TASK REQUIREMENTS:
Sort through the data and copy the lines holding the word "this".
---------- RECORDS PROVIDED ----------
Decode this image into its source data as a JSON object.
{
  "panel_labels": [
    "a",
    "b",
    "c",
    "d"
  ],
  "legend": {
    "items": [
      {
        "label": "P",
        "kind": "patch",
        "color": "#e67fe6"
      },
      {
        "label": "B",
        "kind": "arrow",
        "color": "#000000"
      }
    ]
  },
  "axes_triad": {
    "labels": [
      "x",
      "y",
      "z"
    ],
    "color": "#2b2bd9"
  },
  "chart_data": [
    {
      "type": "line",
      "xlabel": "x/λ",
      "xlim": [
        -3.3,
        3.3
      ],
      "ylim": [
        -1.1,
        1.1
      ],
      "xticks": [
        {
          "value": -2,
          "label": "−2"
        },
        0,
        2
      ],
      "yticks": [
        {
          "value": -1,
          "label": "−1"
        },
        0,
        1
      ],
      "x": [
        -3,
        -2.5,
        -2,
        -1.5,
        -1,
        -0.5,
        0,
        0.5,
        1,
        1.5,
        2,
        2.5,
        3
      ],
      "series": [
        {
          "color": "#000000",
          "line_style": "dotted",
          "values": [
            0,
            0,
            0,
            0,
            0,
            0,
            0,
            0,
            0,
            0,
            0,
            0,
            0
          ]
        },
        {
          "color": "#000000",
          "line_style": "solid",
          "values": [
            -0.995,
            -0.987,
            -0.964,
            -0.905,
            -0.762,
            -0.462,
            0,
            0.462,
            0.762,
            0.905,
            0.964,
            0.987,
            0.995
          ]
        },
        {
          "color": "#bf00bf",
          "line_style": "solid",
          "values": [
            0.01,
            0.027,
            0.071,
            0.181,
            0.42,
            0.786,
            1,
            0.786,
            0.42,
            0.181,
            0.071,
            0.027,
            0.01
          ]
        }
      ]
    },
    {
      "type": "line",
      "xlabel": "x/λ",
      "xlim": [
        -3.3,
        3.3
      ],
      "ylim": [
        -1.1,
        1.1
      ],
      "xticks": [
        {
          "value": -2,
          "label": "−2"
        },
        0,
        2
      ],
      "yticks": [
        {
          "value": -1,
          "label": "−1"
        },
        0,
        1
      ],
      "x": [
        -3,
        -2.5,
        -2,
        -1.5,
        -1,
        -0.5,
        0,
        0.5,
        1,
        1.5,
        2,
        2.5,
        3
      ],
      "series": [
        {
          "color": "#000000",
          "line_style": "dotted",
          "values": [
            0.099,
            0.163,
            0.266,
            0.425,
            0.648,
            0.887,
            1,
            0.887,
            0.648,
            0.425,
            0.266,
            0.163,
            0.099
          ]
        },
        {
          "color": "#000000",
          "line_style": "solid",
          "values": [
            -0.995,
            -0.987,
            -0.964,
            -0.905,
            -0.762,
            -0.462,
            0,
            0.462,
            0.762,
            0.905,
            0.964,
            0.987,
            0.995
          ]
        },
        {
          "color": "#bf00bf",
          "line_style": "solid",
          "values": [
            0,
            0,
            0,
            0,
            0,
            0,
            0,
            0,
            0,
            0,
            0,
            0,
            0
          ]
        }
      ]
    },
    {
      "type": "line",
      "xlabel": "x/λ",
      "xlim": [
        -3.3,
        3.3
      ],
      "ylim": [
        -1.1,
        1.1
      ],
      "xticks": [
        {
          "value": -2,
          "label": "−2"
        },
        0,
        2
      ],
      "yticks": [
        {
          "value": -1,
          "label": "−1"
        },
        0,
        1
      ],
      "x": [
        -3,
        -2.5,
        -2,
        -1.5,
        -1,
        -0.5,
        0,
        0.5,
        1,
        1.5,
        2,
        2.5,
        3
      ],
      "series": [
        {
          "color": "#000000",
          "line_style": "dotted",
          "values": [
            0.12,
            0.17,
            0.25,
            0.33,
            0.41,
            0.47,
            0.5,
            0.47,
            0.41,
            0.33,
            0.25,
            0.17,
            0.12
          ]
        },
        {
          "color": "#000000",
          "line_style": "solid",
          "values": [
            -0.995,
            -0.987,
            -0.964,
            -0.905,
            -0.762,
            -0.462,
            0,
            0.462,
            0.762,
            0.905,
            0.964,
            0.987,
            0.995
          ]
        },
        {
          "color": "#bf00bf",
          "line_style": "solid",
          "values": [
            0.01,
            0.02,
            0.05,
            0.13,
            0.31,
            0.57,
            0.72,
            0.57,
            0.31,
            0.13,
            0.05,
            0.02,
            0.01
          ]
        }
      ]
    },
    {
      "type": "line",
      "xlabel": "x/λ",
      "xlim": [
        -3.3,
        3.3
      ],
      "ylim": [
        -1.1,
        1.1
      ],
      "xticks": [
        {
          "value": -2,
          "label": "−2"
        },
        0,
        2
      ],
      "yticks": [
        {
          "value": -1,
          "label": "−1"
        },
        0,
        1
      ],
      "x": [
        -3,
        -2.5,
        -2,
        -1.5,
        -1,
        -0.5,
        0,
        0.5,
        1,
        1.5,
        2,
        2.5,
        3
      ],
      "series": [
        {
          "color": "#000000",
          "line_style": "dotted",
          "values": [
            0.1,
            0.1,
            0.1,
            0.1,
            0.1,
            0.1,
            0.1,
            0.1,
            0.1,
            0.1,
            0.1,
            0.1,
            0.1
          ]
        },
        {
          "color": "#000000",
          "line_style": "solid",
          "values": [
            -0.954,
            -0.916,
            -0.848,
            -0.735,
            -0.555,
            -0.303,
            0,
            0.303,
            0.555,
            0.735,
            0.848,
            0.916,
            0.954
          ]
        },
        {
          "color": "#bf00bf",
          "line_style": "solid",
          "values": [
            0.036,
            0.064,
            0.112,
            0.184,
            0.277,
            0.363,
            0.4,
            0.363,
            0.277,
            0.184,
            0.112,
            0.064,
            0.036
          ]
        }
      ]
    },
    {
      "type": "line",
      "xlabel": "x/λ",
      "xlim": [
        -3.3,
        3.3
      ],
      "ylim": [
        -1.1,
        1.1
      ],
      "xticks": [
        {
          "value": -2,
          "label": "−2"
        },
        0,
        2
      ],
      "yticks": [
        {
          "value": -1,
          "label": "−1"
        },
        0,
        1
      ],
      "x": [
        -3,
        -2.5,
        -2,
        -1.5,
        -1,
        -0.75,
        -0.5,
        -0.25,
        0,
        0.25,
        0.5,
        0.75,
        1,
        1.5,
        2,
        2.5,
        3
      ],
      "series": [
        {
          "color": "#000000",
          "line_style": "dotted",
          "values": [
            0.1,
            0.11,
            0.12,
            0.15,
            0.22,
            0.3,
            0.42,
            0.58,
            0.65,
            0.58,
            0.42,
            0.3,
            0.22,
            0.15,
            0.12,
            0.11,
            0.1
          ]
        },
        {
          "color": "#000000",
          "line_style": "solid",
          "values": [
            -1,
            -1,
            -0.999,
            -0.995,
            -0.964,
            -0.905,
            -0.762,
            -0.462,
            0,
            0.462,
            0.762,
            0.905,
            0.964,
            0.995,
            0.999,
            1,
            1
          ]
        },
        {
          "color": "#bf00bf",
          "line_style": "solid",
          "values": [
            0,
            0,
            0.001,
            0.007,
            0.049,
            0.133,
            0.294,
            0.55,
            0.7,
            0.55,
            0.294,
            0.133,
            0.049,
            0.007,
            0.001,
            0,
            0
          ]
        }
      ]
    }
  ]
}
----------
---------- RECORDS PROVIDED ----------
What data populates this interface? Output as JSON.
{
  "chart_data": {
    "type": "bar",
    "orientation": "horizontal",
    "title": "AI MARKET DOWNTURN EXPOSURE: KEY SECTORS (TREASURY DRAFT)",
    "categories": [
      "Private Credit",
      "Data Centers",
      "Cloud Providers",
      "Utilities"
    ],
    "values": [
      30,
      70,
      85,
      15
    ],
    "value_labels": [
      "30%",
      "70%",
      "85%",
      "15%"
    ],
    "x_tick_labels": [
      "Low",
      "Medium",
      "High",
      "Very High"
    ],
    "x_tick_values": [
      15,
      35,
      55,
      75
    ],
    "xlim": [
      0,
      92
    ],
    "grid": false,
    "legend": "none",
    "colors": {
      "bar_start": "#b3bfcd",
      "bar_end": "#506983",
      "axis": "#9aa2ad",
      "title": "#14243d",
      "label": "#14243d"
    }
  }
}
----------
---------- RECORDS PROVIDED ----------
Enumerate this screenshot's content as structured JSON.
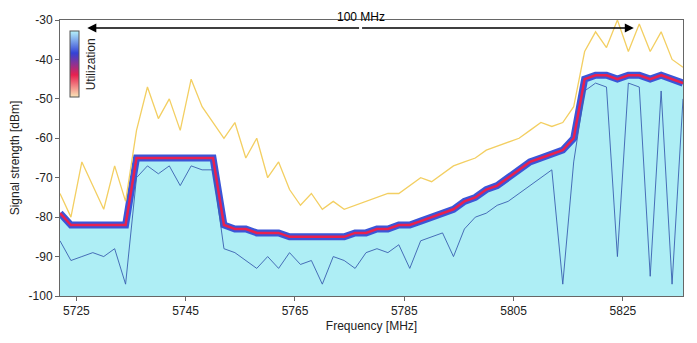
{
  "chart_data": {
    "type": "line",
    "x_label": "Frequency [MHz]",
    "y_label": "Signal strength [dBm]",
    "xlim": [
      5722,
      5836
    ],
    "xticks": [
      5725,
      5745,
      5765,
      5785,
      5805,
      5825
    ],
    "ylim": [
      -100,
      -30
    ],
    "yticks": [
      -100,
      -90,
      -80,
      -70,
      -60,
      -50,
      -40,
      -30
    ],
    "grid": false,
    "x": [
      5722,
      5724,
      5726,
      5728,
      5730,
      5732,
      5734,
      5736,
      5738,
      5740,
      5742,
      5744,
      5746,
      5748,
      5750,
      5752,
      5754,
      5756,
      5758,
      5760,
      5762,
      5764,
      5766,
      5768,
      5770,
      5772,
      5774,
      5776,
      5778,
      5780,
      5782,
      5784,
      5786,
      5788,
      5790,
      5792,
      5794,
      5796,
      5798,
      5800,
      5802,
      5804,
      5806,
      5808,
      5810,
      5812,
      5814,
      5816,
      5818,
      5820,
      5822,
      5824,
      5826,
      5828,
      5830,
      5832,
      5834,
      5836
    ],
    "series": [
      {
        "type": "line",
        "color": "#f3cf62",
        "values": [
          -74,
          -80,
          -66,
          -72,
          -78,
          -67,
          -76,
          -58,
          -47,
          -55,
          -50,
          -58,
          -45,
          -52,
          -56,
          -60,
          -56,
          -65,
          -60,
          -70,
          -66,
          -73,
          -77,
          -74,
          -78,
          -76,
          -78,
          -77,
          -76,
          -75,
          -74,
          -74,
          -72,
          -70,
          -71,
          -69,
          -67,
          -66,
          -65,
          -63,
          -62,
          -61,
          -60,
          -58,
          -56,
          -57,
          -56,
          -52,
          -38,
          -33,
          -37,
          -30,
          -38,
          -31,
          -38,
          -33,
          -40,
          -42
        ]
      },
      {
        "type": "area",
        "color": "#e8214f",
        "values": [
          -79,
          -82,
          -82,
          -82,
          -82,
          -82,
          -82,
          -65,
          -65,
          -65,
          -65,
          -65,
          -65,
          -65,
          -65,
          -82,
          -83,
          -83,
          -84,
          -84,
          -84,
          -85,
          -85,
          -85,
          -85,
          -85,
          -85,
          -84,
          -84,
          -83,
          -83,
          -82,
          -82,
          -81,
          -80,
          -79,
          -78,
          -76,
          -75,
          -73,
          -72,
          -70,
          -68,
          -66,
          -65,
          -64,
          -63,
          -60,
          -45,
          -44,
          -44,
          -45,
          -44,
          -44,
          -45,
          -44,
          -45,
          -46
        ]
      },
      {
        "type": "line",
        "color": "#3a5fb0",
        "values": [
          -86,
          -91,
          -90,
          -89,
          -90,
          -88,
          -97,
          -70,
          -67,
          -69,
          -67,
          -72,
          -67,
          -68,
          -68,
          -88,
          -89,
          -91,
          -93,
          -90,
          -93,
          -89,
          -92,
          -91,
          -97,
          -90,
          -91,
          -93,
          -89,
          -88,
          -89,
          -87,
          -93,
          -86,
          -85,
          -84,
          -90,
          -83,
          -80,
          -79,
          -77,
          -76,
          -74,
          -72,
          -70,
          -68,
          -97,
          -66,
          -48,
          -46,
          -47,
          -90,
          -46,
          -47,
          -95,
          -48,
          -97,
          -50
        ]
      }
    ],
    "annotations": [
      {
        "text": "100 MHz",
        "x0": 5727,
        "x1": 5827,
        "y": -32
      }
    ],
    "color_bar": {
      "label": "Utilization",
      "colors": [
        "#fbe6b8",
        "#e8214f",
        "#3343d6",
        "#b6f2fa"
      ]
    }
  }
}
----------
REPLY TO THE TASK:
Decode this image into its source data as a JSON object.
What data populates this interface? Output as JSON.
Enumerate this screenshot's content as structured JSON.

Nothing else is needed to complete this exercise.